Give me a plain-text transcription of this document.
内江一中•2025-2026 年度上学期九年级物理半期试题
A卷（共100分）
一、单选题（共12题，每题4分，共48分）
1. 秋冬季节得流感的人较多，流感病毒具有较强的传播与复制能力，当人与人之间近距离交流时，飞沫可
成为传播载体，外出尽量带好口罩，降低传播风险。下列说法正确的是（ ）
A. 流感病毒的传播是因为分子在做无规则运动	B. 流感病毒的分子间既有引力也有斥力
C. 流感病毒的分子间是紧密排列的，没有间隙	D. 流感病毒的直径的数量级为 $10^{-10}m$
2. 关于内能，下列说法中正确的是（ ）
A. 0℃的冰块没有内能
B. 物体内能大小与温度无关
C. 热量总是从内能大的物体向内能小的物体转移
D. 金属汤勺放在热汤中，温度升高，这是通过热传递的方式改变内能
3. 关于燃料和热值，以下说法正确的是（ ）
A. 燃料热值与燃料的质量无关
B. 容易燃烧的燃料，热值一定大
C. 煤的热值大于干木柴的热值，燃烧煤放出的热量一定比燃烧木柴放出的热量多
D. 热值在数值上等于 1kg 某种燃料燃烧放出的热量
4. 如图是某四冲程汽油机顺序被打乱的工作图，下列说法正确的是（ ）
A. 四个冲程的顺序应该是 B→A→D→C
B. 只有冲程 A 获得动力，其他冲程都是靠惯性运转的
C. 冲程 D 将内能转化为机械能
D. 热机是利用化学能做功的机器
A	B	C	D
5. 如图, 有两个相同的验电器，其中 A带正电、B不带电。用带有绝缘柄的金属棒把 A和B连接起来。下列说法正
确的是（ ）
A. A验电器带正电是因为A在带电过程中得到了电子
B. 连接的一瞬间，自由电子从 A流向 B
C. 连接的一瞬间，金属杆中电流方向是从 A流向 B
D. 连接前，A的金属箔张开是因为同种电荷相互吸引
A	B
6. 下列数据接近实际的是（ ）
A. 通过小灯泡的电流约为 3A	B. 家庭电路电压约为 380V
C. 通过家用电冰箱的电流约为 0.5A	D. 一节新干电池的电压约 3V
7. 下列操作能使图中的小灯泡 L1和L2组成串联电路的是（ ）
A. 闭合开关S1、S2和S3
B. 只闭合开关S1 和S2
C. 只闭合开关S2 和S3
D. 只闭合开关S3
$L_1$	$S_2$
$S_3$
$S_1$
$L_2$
- - - - - - -
— PROBLEM TO SOLVE —
The entries above should be repeated exactly, every one of them.

— RESPONSE FOR THIS EXERCISE —
Give me a plain-text transcription of this document.
内江一中•2025-2026 年度上学期九年级物理半期试题
A卷（共100分）
一、单选题（共12题，每题4分，共48分）
1. 秋冬季节得流感的人较多，流感病毒具有较强的传播与复制能力，当人与人之间近距离交流时，飞沫可
成为传播载体，外出尽量带好口罩，降低传播风险。下列说法正确的是（ ）
A. 流感病毒的传播是因为分子在做无规则运动	B. 流感病毒的分子间既有引力也有斥力
C. 流感病毒的分子间是紧密排列的，没有间隙	D. 流感病毒的直径的数量级为 $10^{-10}m$
2. 关于内能，下列说法中正确的是（ ）
A. 0℃的冰块没有内能
B. 物体内能大小与温度无关
C. 热量总是从内能大的物体向内能小的物体转移
D. 金属汤勺放在热汤中，温度升高，这是通过热传递的方式改变内能
3. 关于燃料和热值，以下说法正确的是（ ）
A. 燃料热值与燃料的质量无关
B. 容易燃烧的燃料，热值一定大
C. 煤的热值大于干木柴的热值，燃烧煤放出的热量一定比燃烧木柴放出的热量多
D. 热值在数值上等于 1kg 某种燃料燃烧放出的热量
4. 如图是某四冲程汽油机顺序被打乱的工作图，下列说法正确的是（ ）
A. 四个冲程的顺序应该是 B→A→D→C
B. 只有冲程 A 获得动力，其他冲程都是靠惯性运转的
C. 冲程 D 将内能转化为机械能
D. 热机是利用化学能做功的机器
A	B	C	D
5. 如图, 有两个相同的验电器，其中 A带正电、B不带电。用带有绝缘柄的金属棒把 A和B连接起来。下列说法正
确的是（ ）
A. A验电器带正电是因为A在带电过程中得到了电子
B. 连接的一瞬间，自由电子从 A流向 B
C. 连接的一瞬间，金属杆中电流方向是从 A流向 B
D. 连接前，A的金属箔张开是因为同种电荷相互吸引
A	B
6. 下列数据接近实际的是（ ）
A. 通过小灯泡的电流约为 3A	B. 家庭电路电压约为 380V
C. 通过家用电冰箱的电流约为 0.5A	D. 一节新干电池的电压约 3V
7. 下列操作能使图中的小灯泡 L1和L2组成串联电路的是（ ）
A. 闭合开关S1、S2和S3
B. 只闭合开关S1 和S2
C. 只闭合开关S2 和S3
D. 只闭合开关S3
$L_1$	$S_2$
$S_3$
$S_1$
$L_2$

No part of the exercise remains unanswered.